[Dataset excerpt]
————————
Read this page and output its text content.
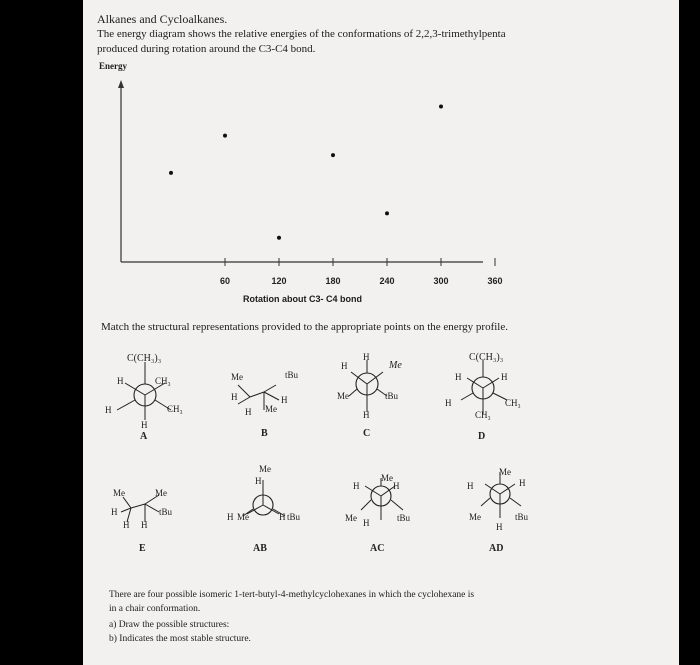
Alkanes and Cycloalkanes.
The energy diagram shows the relative energies of the conformations of 2,2,3-trimethylpenta
produced during rotation around the C3-C4 bond.
Energy
60	120	180	240	300	360
Rotation about C3- C4 bond
Match the structural representations provided to the appropriate points on the energy profile.
C(CH₃)₃
H	CH₃
H	CH₃
H
A
Me	tBu
H	H
H Me
B
H
H
Me
Me	tBu
H
C
C(CH₃)₃
H	H
H	CH₃
CH₃
D
Me	Me
H	tBu
H H
E
Me
H
H Me	H tBu
AB
H
Me
H
Me H	tBu
AC
H
Me
H
Me	tBu
H
AD
There are four possible isomeric 1-tert-butyl-4-methylcyclohexanes in which the cyclohexane is
in a chair conformation.
a) Draw the possible structures:
b) Indicates the most stable structure.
————————
- [Work instructions]: Reproduce every line of the material precisely, omitting its pictures.

- [Response for this exercise]:
Read this page and output its text content.
Alkanes and Cycloalkanes.
The energy diagram shows the relative energies of the conformations of 2,2,3-trimethylpenta
produced during rotation around the C3-C4 bond.
Energy
60	120	180	240	300	360
Rotation about C3- C4 bond
Match the structural representations provided to the appropriate points on the energy profile.
C(CH₃)₃
H	CH₃
H	CH₃
H
A
Me	tBu
H	H
H Me
B
H
H
Me
Me	tBu
H
C
C(CH₃)₃
H	H
H	CH₃
CH₃
D
Me	Me
H	tBu
H H
E
Me
H
H Me	H tBu
AB
H
Me
H
Me H	tBu
AC
H
Me
H
Me	tBu
H
AD
There are four possible isomeric 1-tert-butyl-4-methylcyclohexanes in which the cyclohexane is
in a chair conformation.
a) Draw the possible structures:
b) Indicates the most stable structure.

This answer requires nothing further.